§ **Exercise objective**:
Where a line holds "JSON", copy it.

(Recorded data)

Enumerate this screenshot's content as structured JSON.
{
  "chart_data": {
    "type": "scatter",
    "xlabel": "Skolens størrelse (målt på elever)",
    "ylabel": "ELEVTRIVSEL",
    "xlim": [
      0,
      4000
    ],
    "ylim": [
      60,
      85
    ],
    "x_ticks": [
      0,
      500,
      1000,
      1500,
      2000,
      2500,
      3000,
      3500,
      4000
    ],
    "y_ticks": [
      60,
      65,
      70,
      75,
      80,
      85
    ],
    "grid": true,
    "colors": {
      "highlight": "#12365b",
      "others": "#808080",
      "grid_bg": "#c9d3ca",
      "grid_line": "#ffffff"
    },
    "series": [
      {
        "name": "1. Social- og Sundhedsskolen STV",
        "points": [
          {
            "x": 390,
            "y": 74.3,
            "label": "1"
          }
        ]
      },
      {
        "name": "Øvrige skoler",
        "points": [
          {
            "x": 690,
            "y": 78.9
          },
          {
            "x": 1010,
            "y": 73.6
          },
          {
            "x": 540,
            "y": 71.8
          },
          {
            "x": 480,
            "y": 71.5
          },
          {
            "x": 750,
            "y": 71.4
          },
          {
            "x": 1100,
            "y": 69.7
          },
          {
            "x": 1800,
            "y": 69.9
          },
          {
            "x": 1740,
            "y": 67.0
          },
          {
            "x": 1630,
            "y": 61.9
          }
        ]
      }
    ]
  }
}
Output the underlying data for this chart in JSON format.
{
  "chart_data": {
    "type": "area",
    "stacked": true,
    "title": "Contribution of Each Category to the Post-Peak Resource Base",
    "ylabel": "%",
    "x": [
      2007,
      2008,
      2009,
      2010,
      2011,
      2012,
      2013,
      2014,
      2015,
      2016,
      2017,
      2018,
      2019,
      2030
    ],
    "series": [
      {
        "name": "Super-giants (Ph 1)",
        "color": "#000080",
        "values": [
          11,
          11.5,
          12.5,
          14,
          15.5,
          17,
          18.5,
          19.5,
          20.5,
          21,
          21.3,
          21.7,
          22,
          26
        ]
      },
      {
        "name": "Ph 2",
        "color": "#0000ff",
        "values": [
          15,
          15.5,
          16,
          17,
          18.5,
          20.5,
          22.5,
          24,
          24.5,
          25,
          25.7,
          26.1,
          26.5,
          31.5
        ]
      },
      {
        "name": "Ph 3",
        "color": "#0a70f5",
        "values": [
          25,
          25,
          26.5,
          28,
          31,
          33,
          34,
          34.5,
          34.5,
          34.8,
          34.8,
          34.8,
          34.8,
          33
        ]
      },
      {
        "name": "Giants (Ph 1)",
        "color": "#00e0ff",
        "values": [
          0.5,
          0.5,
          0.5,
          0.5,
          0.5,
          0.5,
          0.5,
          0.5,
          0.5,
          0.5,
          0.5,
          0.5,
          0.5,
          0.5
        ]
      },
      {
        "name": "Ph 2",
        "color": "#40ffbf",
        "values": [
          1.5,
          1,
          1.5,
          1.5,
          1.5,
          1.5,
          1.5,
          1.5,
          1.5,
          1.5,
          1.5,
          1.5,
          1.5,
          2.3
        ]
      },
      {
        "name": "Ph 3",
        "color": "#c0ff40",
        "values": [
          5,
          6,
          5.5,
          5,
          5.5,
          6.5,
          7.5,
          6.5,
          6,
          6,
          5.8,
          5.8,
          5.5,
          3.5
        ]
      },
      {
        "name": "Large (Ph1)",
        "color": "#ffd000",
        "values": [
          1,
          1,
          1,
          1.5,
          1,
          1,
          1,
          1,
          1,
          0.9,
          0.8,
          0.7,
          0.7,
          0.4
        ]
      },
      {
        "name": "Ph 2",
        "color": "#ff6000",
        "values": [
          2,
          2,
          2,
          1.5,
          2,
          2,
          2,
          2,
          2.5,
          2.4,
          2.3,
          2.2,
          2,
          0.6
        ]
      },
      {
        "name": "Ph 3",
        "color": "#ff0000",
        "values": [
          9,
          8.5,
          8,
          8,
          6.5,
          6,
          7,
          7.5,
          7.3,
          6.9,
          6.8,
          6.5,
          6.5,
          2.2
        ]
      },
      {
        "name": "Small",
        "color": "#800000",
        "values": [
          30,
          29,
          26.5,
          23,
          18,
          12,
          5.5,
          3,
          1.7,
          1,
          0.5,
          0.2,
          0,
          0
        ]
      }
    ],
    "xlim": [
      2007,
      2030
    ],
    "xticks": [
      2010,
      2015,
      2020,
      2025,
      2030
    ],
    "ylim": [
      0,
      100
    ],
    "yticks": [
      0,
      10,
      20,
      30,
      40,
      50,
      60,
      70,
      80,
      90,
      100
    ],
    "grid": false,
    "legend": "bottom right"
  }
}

§ **Exercise solution**:
Enumerate this screenshot's content as structured JSON.
Output the underlying data for this chart in JSON format.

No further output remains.